>> start TASK INPUT

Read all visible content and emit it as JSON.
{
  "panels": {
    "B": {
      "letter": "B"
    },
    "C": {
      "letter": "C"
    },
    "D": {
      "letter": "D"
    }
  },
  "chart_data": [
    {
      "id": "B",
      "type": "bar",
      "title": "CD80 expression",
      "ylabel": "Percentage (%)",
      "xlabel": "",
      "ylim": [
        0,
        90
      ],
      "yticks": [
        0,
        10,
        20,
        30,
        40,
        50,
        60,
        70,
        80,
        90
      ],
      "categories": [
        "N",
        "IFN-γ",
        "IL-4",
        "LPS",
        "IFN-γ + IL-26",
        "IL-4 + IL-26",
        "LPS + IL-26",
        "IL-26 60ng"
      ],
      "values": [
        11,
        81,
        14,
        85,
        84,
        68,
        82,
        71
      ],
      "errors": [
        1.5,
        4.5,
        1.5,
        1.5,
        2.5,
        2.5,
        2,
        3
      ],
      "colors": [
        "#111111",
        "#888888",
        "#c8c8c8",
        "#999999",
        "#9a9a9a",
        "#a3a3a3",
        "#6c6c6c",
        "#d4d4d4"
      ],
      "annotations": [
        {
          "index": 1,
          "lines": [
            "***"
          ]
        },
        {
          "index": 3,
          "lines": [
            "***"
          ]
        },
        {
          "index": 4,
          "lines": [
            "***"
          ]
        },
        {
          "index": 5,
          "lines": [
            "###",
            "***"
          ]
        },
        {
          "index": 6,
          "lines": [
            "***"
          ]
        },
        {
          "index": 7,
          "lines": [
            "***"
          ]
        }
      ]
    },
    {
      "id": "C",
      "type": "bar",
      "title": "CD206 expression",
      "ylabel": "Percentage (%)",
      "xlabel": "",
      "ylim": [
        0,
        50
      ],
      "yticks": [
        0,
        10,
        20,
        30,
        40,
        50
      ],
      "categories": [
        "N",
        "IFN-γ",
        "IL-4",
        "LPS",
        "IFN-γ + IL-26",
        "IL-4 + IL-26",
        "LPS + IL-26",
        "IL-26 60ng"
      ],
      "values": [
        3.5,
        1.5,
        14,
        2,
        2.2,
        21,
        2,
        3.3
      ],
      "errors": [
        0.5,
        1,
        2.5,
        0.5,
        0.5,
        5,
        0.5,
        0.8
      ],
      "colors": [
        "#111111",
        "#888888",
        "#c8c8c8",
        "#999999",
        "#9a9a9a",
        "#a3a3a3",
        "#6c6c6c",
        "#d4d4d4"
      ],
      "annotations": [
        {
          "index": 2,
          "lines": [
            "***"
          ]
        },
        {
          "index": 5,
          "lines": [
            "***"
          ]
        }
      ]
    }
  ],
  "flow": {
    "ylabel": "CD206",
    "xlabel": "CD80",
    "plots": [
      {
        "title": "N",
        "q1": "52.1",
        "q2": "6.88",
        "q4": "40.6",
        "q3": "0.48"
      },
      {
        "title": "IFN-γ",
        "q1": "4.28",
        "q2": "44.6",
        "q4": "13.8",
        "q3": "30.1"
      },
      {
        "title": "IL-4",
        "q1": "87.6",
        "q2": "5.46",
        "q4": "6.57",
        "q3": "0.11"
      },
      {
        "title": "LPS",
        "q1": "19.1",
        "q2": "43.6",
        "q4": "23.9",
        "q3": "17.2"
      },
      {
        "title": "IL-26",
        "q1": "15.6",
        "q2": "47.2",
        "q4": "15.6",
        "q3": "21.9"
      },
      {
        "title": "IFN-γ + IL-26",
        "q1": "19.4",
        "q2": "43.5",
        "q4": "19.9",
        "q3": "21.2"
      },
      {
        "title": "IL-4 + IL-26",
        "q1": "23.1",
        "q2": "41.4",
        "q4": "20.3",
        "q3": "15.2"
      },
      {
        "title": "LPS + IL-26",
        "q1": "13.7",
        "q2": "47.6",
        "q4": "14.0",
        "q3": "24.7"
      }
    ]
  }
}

>> end TASK INPUT

▶ **GIVEN REQUEST**:
Copy all of the data. Keep every word exactly as it is.

▶ **REPLY**:
Read all visible content and emit it as JSON.
{
  "panels": {
    "B": {
      "letter": "B"
    },
    "C": {
      "letter": "C"
    },
    "D": {
      "letter": "D"
    }
  },
  "chart_data": [
    {
      "id": "B",
      "type": "bar",
      "title": "CD80 expression",
      "ylabel": "Percentage (%)",
      "xlabel": "",
      "ylim": [
        0,
        90
      ],
      "yticks": [
        0,
        10,
        20,
        30,
        40,
        50,
        60,
        70,
        80,
        90
      ],
      "categories": [
        "N",
        "IFN-γ",
        "IL-4",
        "LPS",
        "IFN-γ + IL-26",
        "IL-4 + IL-26",
        "LPS + IL-26",
        "IL-26 60ng"
      ],
      "values": [
        11,
        81,
        14,
        85,
        84,
        68,
        82,
        71
      ],
      "errors": [
        1.5,
        4.5,
        1.5,
        1.5,
        2.5,
        2.5,
        2,
        3
      ],
      "colors": [
        "#111111",
        "#888888",
        "#c8c8c8",
        "#999999",
        "#9a9a9a",
        "#a3a3a3",
        "#6c6c6c",
        "#d4d4d4"
      ],
      "annotations": [
        {
          "index": 1,
          "lines": [
            "***"
          ]
        },
        {
          "index": 3,
          "lines": [
            "***"
          ]
        },
        {
          "index": 4,
          "lines": [
            "***"
          ]
        },
        {
          "index": 5,
          "lines": [
            "###",
            "***"
          ]
        },
        {
          "index": 6,
          "lines": [
            "***"
          ]
        },
        {
          "index": 7,
          "lines": [
            "***"
          ]
        }
      ]
    },
    {
      "id": "C",
      "type": "bar",
      "title": "CD206 expression",
      "ylabel": "Percentage (%)",
      "xlabel": "",
      "ylim": [
        0,
        50
      ],
      "yticks": [
        0,
        10,
        20,
        30,
        40,
        50
      ],
      "categories": [
        "N",
        "IFN-γ",
        "IL-4",
        "LPS",
        "IFN-γ + IL-26",
        "IL-4 + IL-26",
        "LPS + IL-26",
        "IL-26 60ng"
      ],
      "values": [
        3.5,
        1.5,
        14,
        2,
        2.2,
        21,
        2,
        3.3
      ],
      "errors": [
        0.5,
        1,
        2.5,
        0.5,
        0.5,
        5,
        0.5,
        0.8
      ],
      "colors": [
        "#111111",
        "#888888",
        "#c8c8c8",
        "#999999",
        "#9a9a9a",
        "#a3a3a3",
        "#6c6c6c",
        "#d4d4d4"
      ],
      "annotations": [
        {
          "index": 2,
          "lines": [
            "***"
          ]
        },
        {
          "index": 5,
          "lines": [
            "***"
          ]
        }
      ]
    }
  ],
  "flow": {
    "ylabel": "CD206",
    "xlabel": "CD80",
    "plots": [
      {
        "title": "N",
        "q1": "52.1",
        "q2": "6.88",
        "q4": "40.6",
        "q3": "0.48"
      },
      {
        "title": "IFN-γ",
        "q1": "4.28",
        "q2": "44.6",
        "q4": "13.8",
        "q3": "30.1"
      },
      {
        "title": "IL-4",
        "q1": "87.6",
        "q2": "5.46",
        "q4": "6.57",
        "q3": "0.11"
      },
      {
        "title": "LPS",
        "q1": "19.1",
        "q2": "43.6",
        "q4": "23.9",
        "q3": "17.2"
      },
      {
        "title": "IL-26",
        "q1": "15.6",
        "q2": "47.2",
        "q4": "15.6",
        "q3": "21.9"
      },
      {
        "title": "IFN-γ + IL-26",
        "q1": "19.4",
        "q2": "43.5",
        "q4": "19.9",
        "q3": "21.2"
      },
      {
        "title": "IL-4 + IL-26",
        "q1": "23.1",
        "q2": "41.4",
        "q4": "20.3",
        "q3": "15.2"
      },
      {
        "title": "LPS + IL-26",
        "q1": "13.7",
        "q2": "47.6",
        "q4": "14.0",
        "q3": "24.7"
      }
    ]
  }
}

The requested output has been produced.